Saved entries
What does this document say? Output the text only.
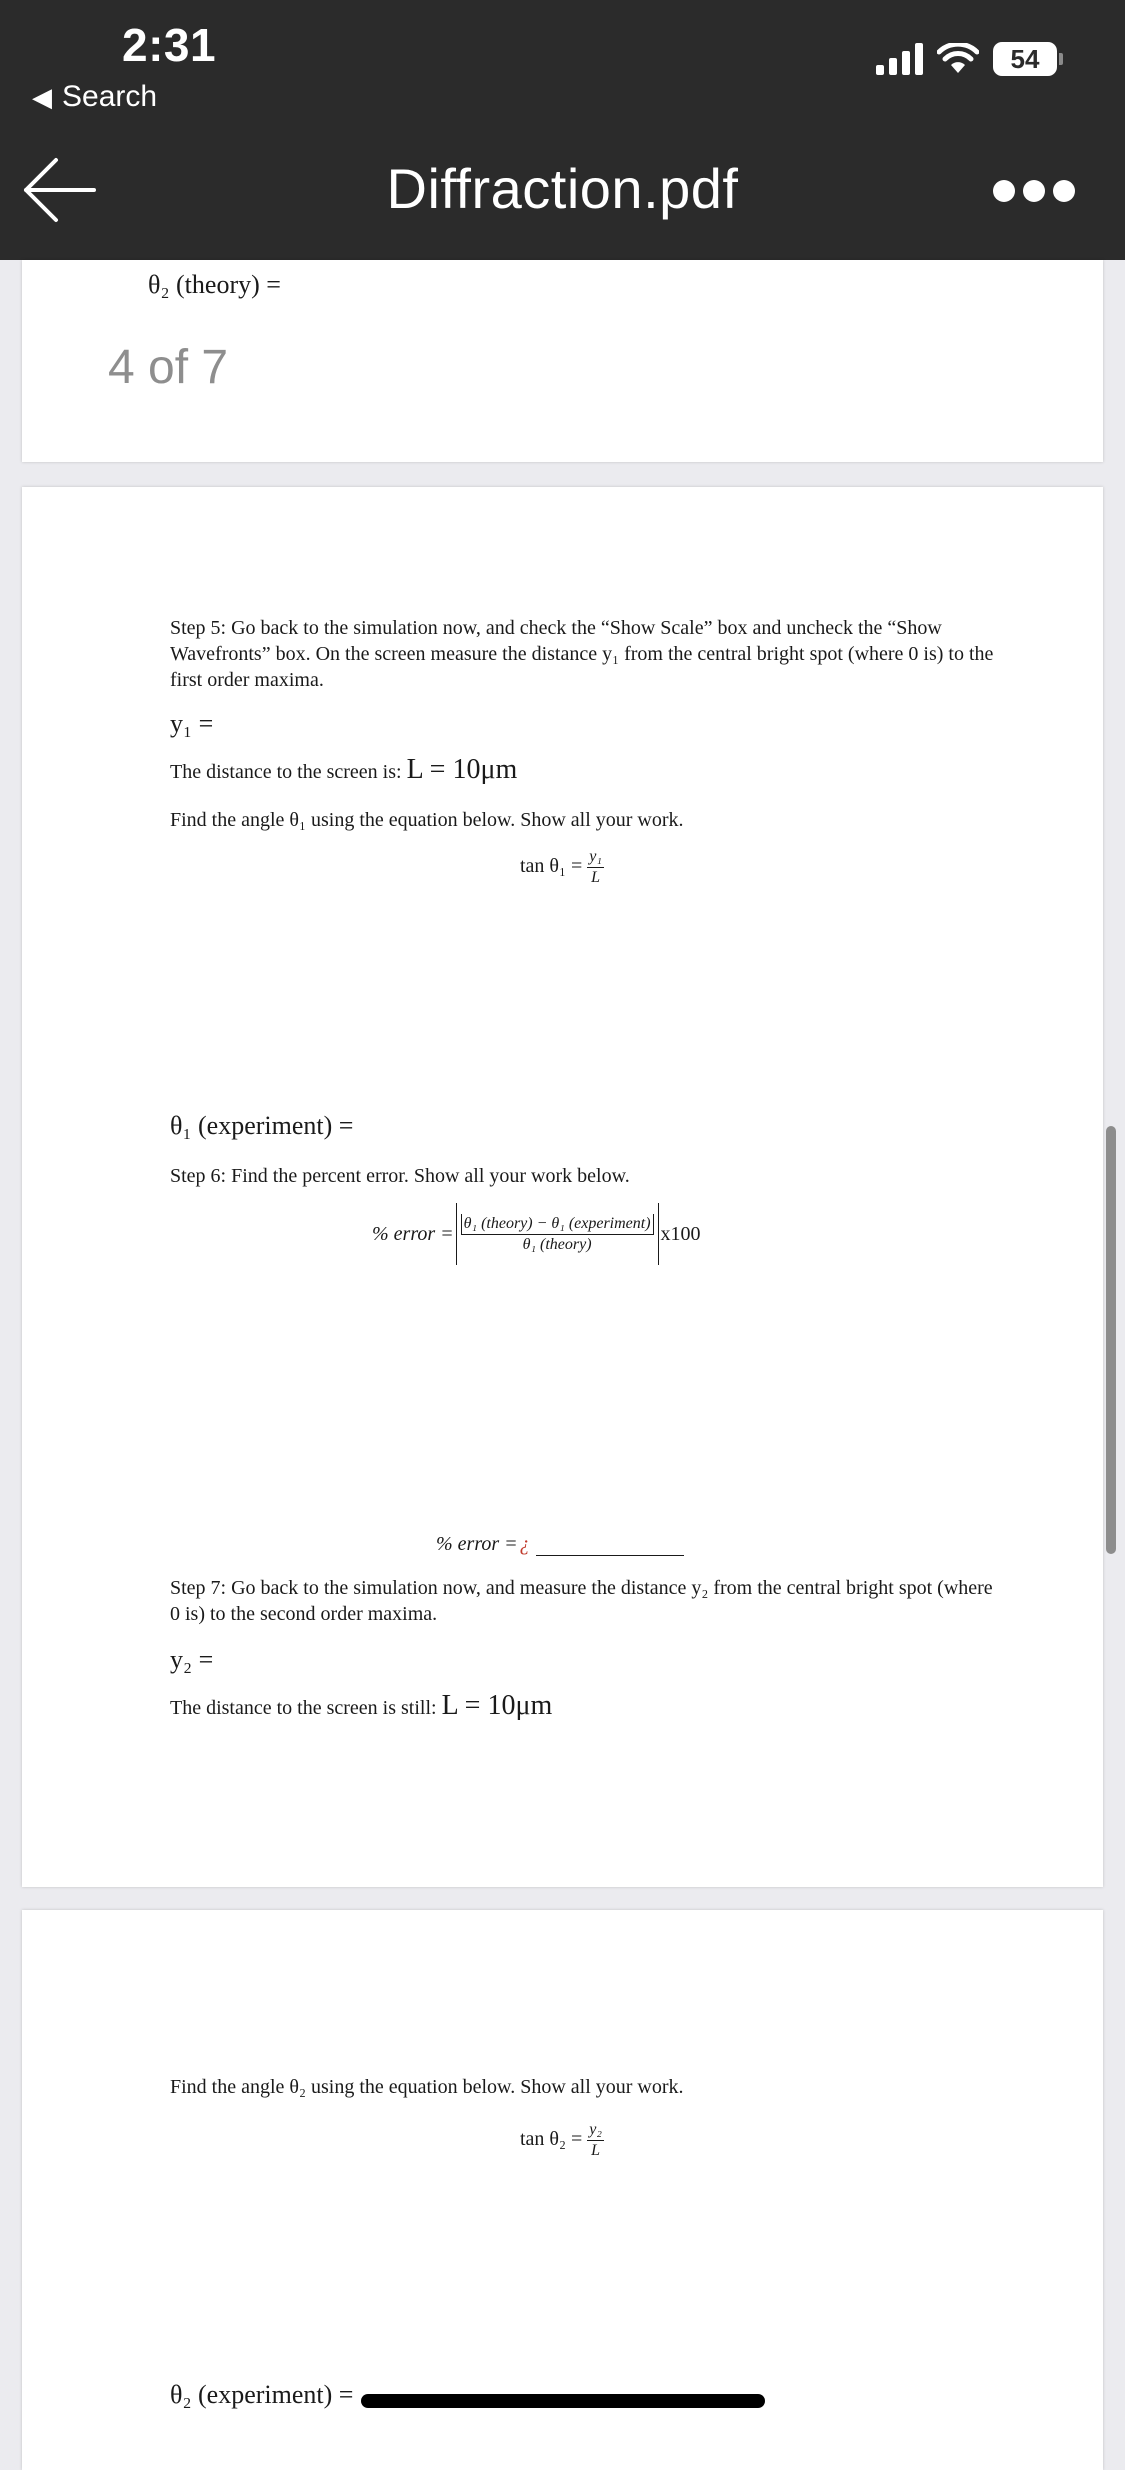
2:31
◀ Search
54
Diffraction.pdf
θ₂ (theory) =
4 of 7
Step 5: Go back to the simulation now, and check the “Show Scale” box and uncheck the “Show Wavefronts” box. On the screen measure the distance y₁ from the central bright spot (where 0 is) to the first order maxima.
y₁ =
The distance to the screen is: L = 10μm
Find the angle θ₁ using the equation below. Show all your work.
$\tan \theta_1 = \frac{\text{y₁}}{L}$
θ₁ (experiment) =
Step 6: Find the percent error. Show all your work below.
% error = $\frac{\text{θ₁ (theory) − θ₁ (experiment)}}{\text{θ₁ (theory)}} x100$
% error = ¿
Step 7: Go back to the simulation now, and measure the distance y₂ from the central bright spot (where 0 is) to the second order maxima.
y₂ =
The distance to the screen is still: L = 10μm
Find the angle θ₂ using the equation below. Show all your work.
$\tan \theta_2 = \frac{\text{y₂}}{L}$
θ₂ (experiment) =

◆ Exercise objective ◆
Images in the data above are to be skipped. Retype all other material exactly.

◆ Response for this exercise ◆
What does this document say? Output the text only.
2:31
◀ Search
54
Diffraction.pdf
θ₂ (theory) =
4 of 7
Step 5: Go back to the simulation now, and check the “Show Scale” box and uncheck the “Show Wavefronts” box. On the screen measure the distance y₁ from the central bright spot (where 0 is) to the first order maxima.
y₁ =
The distance to the screen is: L = 10μm
Find the angle θ₁ using the equation below. Show all your work.
$\tan \theta_1 = \frac{\text{y₁}}{L}$
θ₁ (experiment) =
Step 6: Find the percent error. Show all your work below.
% error = $\frac{\text{θ₁ (theory) − θ₁ (experiment)}}{\text{θ₁ (theory)}} x100$
% error = ¿
Step 7: Go back to the simulation now, and measure the distance y₂ from the central bright spot (where 0 is) to the second order maxima.
y₂ =
The distance to the screen is still: L = 10μm
Find the angle θ₂ using the equation below. Show all your work.
$\tan \theta_2 = \frac{\text{y₂}}{L}$
θ₂ (experiment) =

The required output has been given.